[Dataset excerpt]

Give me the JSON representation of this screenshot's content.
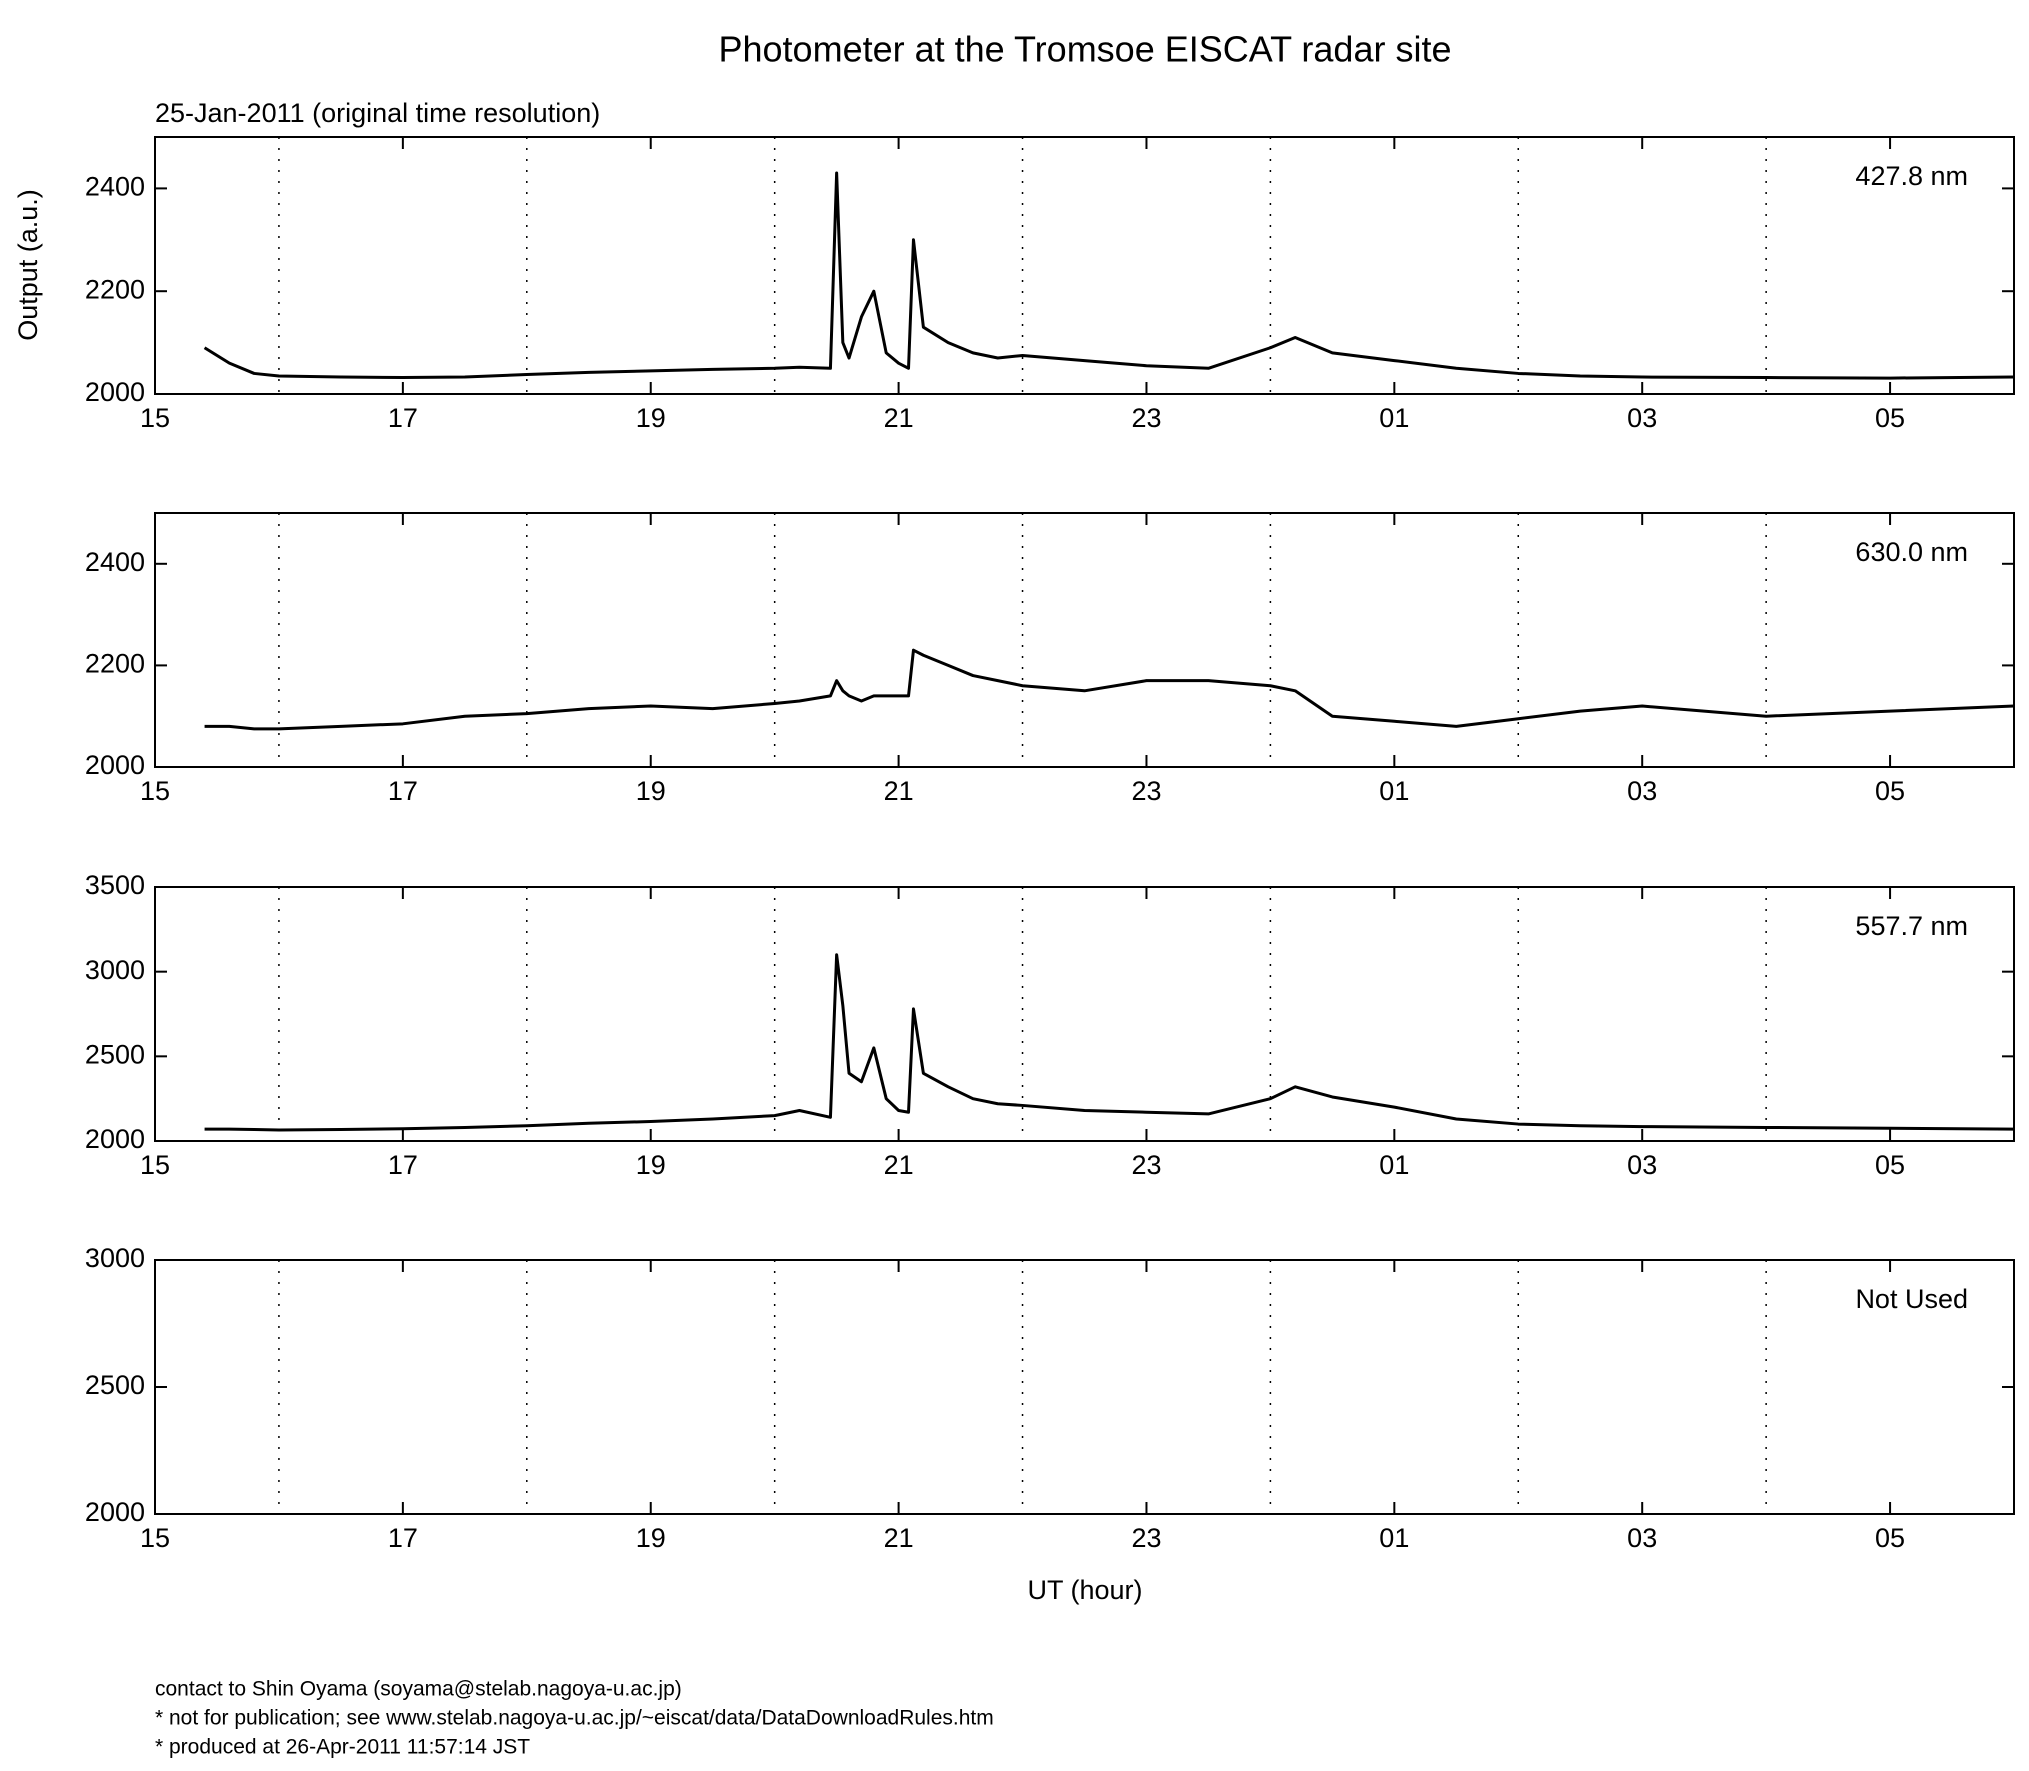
{
  "title": "Photometer at the Tromsoe EISCAT radar site",
  "subtitle": "25-Jan-2011 (original time resolution)",
  "ylabel": "Output (a.u.)",
  "xlabel": "UT (hour)",
  "footer": [
    "contact to Shin Oyama (soyama@stelab.nagoya-u.ac.jp)",
    "* not for publication; see www.stelab.nagoya-u.ac.jp/~eiscat/data/DataDownloadRules.htm",
    "* produced at 26-Apr-2011 11:57:14 JST"
  ],
  "chart_data": [
    {
      "type": "line",
      "annotation": "427.8 nm",
      "xlim": [
        15,
        30
      ],
      "xticks": [
        15,
        17,
        19,
        21,
        23,
        {
          "value": 25,
          "label": "01"
        },
        {
          "value": 27,
          "label": "03"
        },
        {
          "value": 29,
          "label": "05"
        }
      ],
      "xgrid": [
        16,
        18,
        20,
        22,
        24,
        26,
        28
      ],
      "ylim": [
        2000,
        2500
      ],
      "yticks": [
        2000,
        2200,
        2400
      ],
      "x": [
        15.4,
        15.6,
        15.8,
        16,
        16.5,
        17,
        17.5,
        18,
        18.5,
        19,
        19.5,
        20,
        20.2,
        20.45,
        20.5,
        20.55,
        20.6,
        20.7,
        20.8,
        20.9,
        21.0,
        21.08,
        21.12,
        21.2,
        21.4,
        21.6,
        21.8,
        22,
        22.5,
        23,
        23.5,
        24,
        24.2,
        24.5,
        25,
        25.5,
        26,
        26.5,
        27,
        28,
        29,
        30
      ],
      "series": [
        {
          "color": "#000000",
          "values": [
            2090,
            2060,
            2040,
            2035,
            2033,
            2032,
            2033,
            2038,
            2042,
            2045,
            2048,
            2050,
            2052,
            2050,
            2430,
            2100,
            2070,
            2150,
            2200,
            2080,
            2060,
            2050,
            2300,
            2130,
            2100,
            2080,
            2070,
            2075,
            2065,
            2055,
            2050,
            2090,
            2110,
            2080,
            2065,
            2050,
            2040,
            2035,
            2033,
            2032,
            2031,
            2033
          ]
        }
      ]
    },
    {
      "type": "line",
      "annotation": "630.0 nm",
      "xlim": [
        15,
        30
      ],
      "xticks": [
        15,
        17,
        19,
        21,
        23,
        {
          "value": 25,
          "label": "01"
        },
        {
          "value": 27,
          "label": "03"
        },
        {
          "value": 29,
          "label": "05"
        }
      ],
      "xgrid": [
        16,
        18,
        20,
        22,
        24,
        26,
        28
      ],
      "ylim": [
        2000,
        2500
      ],
      "yticks": [
        2000,
        2200,
        2400
      ],
      "x": [
        15.4,
        15.6,
        15.8,
        16,
        16.5,
        17,
        17.5,
        18,
        18.5,
        19,
        19.5,
        20,
        20.2,
        20.45,
        20.5,
        20.55,
        20.6,
        20.7,
        20.8,
        20.9,
        21.0,
        21.08,
        21.12,
        21.2,
        21.4,
        21.6,
        21.8,
        22,
        22.5,
        23,
        23.5,
        24,
        24.2,
        24.5,
        25,
        25.5,
        26,
        26.5,
        27,
        28,
        29,
        30
      ],
      "series": [
        {
          "color": "#000000",
          "values": [
            2080,
            2080,
            2075,
            2075,
            2080,
            2085,
            2100,
            2105,
            2115,
            2120,
            2115,
            2125,
            2130,
            2140,
            2170,
            2150,
            2140,
            2130,
            2140,
            2140,
            2140,
            2140,
            2230,
            2220,
            2200,
            2180,
            2170,
            2160,
            2150,
            2170,
            2170,
            2160,
            2150,
            2100,
            2090,
            2080,
            2095,
            2110,
            2120,
            2100,
            2110,
            2120
          ]
        }
      ]
    },
    {
      "type": "line",
      "annotation": "557.7 nm",
      "xlim": [
        15,
        30
      ],
      "xticks": [
        15,
        17,
        19,
        21,
        23,
        {
          "value": 25,
          "label": "01"
        },
        {
          "value": 27,
          "label": "03"
        },
        {
          "value": 29,
          "label": "05"
        }
      ],
      "xgrid": [
        16,
        18,
        20,
        22,
        24,
        26,
        28
      ],
      "ylim": [
        2000,
        3500
      ],
      "yticks": [
        2000,
        2500,
        3000,
        3500
      ],
      "x": [
        15.4,
        15.6,
        15.8,
        16,
        16.5,
        17,
        17.5,
        18,
        18.5,
        19,
        19.5,
        20,
        20.2,
        20.45,
        20.5,
        20.55,
        20.6,
        20.7,
        20.8,
        20.9,
        21.0,
        21.08,
        21.12,
        21.2,
        21.4,
        21.6,
        21.8,
        22,
        22.5,
        23,
        23.5,
        24,
        24.2,
        24.5,
        25,
        25.5,
        26,
        26.5,
        27,
        28,
        29,
        30
      ],
      "series": [
        {
          "color": "#000000",
          "values": [
            2070,
            2070,
            2068,
            2065,
            2068,
            2072,
            2080,
            2090,
            2105,
            2115,
            2130,
            2150,
            2180,
            2140,
            3100,
            2800,
            2400,
            2350,
            2550,
            2250,
            2180,
            2170,
            2780,
            2400,
            2320,
            2250,
            2220,
            2210,
            2180,
            2170,
            2160,
            2250,
            2320,
            2260,
            2200,
            2130,
            2100,
            2090,
            2085,
            2080,
            2075,
            2070
          ]
        }
      ]
    },
    {
      "type": "line",
      "annotation": "Not Used",
      "xlim": [
        15,
        30
      ],
      "xticks": [
        15,
        17,
        19,
        21,
        23,
        {
          "value": 25,
          "label": "01"
        },
        {
          "value": 27,
          "label": "03"
        },
        {
          "value": 29,
          "label": "05"
        }
      ],
      "xgrid": [
        16,
        18,
        20,
        22,
        24,
        26,
        28
      ],
      "ylim": [
        2000,
        3000
      ],
      "yticks": [
        2000,
        2500,
        3000
      ],
      "series": []
    }
  ]
}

__What this task involves__: Print the listing above in full, exactly as written. Omit any pictures.

__Response to this exercise__:
Give me the JSON representation of this screenshot's content.
{
  "title": "Photometer at the Tromsoe EISCAT radar site",
  "subtitle": "25-Jan-2011 (original time resolution)",
  "ylabel": "Output (a.u.)",
  "xlabel": "UT (hour)",
  "footer": [
    "contact to Shin Oyama (soyama@stelab.nagoya-u.ac.jp)",
    "* not for publication; see www.stelab.nagoya-u.ac.jp/~eiscat/data/DataDownloadRules.htm",
    "* produced at 26-Apr-2011 11:57:14 JST"
  ],
  "chart_data": [
    {
      "type": "line",
      "annotation": "427.8 nm",
      "xlim": [
        15,
        30
      ],
      "xticks": [
        15,
        17,
        19,
        21,
        23,
        {
          "value": 25,
          "label": "01"
        },
        {
          "value": 27,
          "label": "03"
        },
        {
          "value": 29,
          "label": "05"
        }
      ],
      "xgrid": [
        16,
        18,
        20,
        22,
        24,
        26,
        28
      ],
      "ylim": [
        2000,
        2500
      ],
      "yticks": [
        2000,
        2200,
        2400
      ],
      "x": [
        15.4,
        15.6,
        15.8,
        16,
        16.5,
        17,
        17.5,
        18,
        18.5,
        19,
        19.5,
        20,
        20.2,
        20.45,
        20.5,
        20.55,
        20.6,
        20.7,
        20.8,
        20.9,
        21.0,
        21.08,
        21.12,
        21.2,
        21.4,
        21.6,
        21.8,
        22,
        22.5,
        23,
        23.5,
        24,
        24.2,
        24.5,
        25,
        25.5,
        26,
        26.5,
        27,
        28,
        29,
        30
      ],
      "series": [
        {
          "color": "#000000",
          "values": [
            2090,
            2060,
            2040,
            2035,
            2033,
            2032,
            2033,
            2038,
            2042,
            2045,
            2048,
            2050,
            2052,
            2050,
            2430,
            2100,
            2070,
            2150,
            2200,
            2080,
            2060,
            2050,
            2300,
            2130,
            2100,
            2080,
            2070,
            2075,
            2065,
            2055,
            2050,
            2090,
            2110,
            2080,
            2065,
            2050,
            2040,
            2035,
            2033,
            2032,
            2031,
            2033
          ]
        }
      ]
    },
    {
      "type": "line",
      "annotation": "630.0 nm",
      "xlim": [
        15,
        30
      ],
      "xticks": [
        15,
        17,
        19,
        21,
        23,
        {
          "value": 25,
          "label": "01"
        },
        {
          "value": 27,
          "label": "03"
        },
        {
          "value": 29,
          "label": "05"
        }
      ],
      "xgrid": [
        16,
        18,
        20,
        22,
        24,
        26,
        28
      ],
      "ylim": [
        2000,
        2500
      ],
      "yticks": [
        2000,
        2200,
        2400
      ],
      "x": [
        15.4,
        15.6,
        15.8,
        16,
        16.5,
        17,
        17.5,
        18,
        18.5,
        19,
        19.5,
        20,
        20.2,
        20.45,
        20.5,
        20.55,
        20.6,
        20.7,
        20.8,
        20.9,
        21.0,
        21.08,
        21.12,
        21.2,
        21.4,
        21.6,
        21.8,
        22,
        22.5,
        23,
        23.5,
        24,
        24.2,
        24.5,
        25,
        25.5,
        26,
        26.5,
        27,
        28,
        29,
        30
      ],
      "series": [
        {
          "color": "#000000",
          "values": [
            2080,
            2080,
            2075,
            2075,
            2080,
            2085,
            2100,
            2105,
            2115,
            2120,
            2115,
            2125,
            2130,
            2140,
            2170,
            2150,
            2140,
            2130,
            2140,
            2140,
            2140,
            2140,
            2230,
            2220,
            2200,
            2180,
            2170,
            2160,
            2150,
            2170,
            2170,
            2160,
            2150,
            2100,
            2090,
            2080,
            2095,
            2110,
            2120,
            2100,
            2110,
            2120
          ]
        }
      ]
    },
    {
      "type": "line",
      "annotation": "557.7 nm",
      "xlim": [
        15,
        30
      ],
      "xticks": [
        15,
        17,
        19,
        21,
        23,
        {
          "value": 25,
          "label": "01"
        },
        {
          "value": 27,
          "label": "03"
        },
        {
          "value": 29,
          "label": "05"
        }
      ],
      "xgrid": [
        16,
        18,
        20,
        22,
        24,
        26,
        28
      ],
      "ylim": [
        2000,
        3500
      ],
      "yticks": [
        2000,
        2500,
        3000,
        3500
      ],
      "x": [
        15.4,
        15.6,
        15.8,
        16,
        16.5,
        17,
        17.5,
        18,
        18.5,
        19,
        19.5,
        20,
        20.2,
        20.45,
        20.5,
        20.55,
        20.6,
        20.7,
        20.8,
        20.9,
        21.0,
        21.08,
        21.12,
        21.2,
        21.4,
        21.6,
        21.8,
        22,
        22.5,
        23,
        23.5,
        24,
        24.2,
        24.5,
        25,
        25.5,
        26,
        26.5,
        27,
        28,
        29,
        30
      ],
      "series": [
        {
          "color": "#000000",
          "values": [
            2070,
            2070,
            2068,
            2065,
            2068,
            2072,
            2080,
            2090,
            2105,
            2115,
            2130,
            2150,
            2180,
            2140,
            3100,
            2800,
            2400,
            2350,
            2550,
            2250,
            2180,
            2170,
            2780,
            2400,
            2320,
            2250,
            2220,
            2210,
            2180,
            2170,
            2160,
            2250,
            2320,
            2260,
            2200,
            2130,
            2100,
            2090,
            2085,
            2080,
            2075,
            2070
          ]
        }
      ]
    },
    {
      "type": "line",
      "annotation": "Not Used",
      "xlim": [
        15,
        30
      ],
      "xticks": [
        15,
        17,
        19,
        21,
        23,
        {
          "value": 25,
          "label": "01"
        },
        {
          "value": 27,
          "label": "03"
        },
        {
          "value": 29,
          "label": "05"
        }
      ],
      "xgrid": [
        16,
        18,
        20,
        22,
        24,
        26,
        28
      ],
      "ylim": [
        2000,
        3000
      ],
      "yticks": [
        2000,
        2500,
        3000
      ],
      "series": []
    }
  ]
}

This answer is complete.